►

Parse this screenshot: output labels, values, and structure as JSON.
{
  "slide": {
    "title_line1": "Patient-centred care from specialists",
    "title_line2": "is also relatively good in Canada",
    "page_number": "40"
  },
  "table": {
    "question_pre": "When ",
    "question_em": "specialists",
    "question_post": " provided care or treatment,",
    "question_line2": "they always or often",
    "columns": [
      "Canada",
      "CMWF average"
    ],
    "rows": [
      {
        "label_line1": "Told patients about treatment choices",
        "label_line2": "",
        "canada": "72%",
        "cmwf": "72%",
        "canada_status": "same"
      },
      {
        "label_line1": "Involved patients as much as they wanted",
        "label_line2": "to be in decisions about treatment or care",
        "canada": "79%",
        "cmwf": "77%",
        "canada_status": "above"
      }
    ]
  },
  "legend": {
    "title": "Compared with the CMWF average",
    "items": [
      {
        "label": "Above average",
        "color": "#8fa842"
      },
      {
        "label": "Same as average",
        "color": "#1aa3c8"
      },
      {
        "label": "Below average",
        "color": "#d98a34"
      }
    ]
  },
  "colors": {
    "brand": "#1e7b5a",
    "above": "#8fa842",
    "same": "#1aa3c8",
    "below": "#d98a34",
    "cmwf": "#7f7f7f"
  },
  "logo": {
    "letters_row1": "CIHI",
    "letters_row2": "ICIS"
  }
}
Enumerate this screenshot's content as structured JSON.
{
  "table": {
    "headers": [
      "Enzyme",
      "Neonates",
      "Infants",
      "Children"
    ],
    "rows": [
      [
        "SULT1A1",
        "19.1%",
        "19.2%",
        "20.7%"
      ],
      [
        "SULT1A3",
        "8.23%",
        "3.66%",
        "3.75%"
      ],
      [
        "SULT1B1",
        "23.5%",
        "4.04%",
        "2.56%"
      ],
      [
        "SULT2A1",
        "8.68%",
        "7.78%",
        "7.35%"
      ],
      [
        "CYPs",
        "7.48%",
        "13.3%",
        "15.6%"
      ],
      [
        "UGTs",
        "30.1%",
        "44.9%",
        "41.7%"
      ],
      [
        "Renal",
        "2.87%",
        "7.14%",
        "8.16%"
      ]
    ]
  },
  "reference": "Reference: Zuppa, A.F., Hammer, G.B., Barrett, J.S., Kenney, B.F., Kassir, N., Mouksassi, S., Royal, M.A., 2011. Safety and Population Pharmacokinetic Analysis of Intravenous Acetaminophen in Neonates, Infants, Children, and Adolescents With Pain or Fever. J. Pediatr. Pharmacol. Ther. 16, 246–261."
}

◄

Exercise details>
The whole of the data is to be copied out word for word.

Solution to this problem>
Parse this screenshot: output labels, values, and structure as JSON.
{
  "slide": {
    "title_line1": "Patient-centred care from specialists",
    "title_line2": "is also relatively good in Canada",
    "page_number": "40"
  },
  "table": {
    "question_pre": "When ",
    "question_em": "specialists",
    "question_post": " provided care or treatment,",
    "question_line2": "they always or often",
    "columns": [
      "Canada",
      "CMWF average"
    ],
    "rows": [
      {
        "label_line1": "Told patients about treatment choices",
        "label_line2": "",
        "canada": "72%",
        "cmwf": "72%",
        "canada_status": "same"
      },
      {
        "label_line1": "Involved patients as much as they wanted",
        "label_line2": "to be in decisions about treatment or care",
        "canada": "79%",
        "cmwf": "77%",
        "canada_status": "above"
      }
    ]
  },
  "legend": {
    "title": "Compared with the CMWF average",
    "items": [
      {
        "label": "Above average",
        "color": "#8fa842"
      },
      {
        "label": "Same as average",
        "color": "#1aa3c8"
      },
      {
        "label": "Below average",
        "color": "#d98a34"
      }
    ]
  },
  "colors": {
    "brand": "#1e7b5a",
    "above": "#8fa842",
    "same": "#1aa3c8",
    "below": "#d98a34",
    "cmwf": "#7f7f7f"
  },
  "logo": {
    "letters_row1": "CIHI",
    "letters_row2": "ICIS"
  }
}
Enumerate this screenshot's content as structured JSON.
{
  "table": {
    "headers": [
      "Enzyme",
      "Neonates",
      "Infants",
      "Children"
    ],
    "rows": [
      [
        "SULT1A1",
        "19.1%",
        "19.2%",
        "20.7%"
      ],
      [
        "SULT1A3",
        "8.23%",
        "3.66%",
        "3.75%"
      ],
      [
        "SULT1B1",
        "23.5%",
        "4.04%",
        "2.56%"
      ],
      [
        "SULT2A1",
        "8.68%",
        "7.78%",
        "7.35%"
      ],
      [
        "CYPs",
        "7.48%",
        "13.3%",
        "15.6%"
      ],
      [
        "UGTs",
        "30.1%",
        "44.9%",
        "41.7%"
      ],
      [
        "Renal",
        "2.87%",
        "7.14%",
        "8.16%"
      ]
    ]
  },
  "reference": "Reference: Zuppa, A.F., Hammer, G.B., Barrett, J.S., Kenney, B.F., Kassir, N., Mouksassi, S., Royal, M.A., 2011. Safety and Population Pharmacokinetic Analysis of Intravenous Acetaminophen in Neonates, Infants, Children, and Adolescents With Pain or Fever. J. Pediatr. Pharmacol. Ther. 16, 246–261."
}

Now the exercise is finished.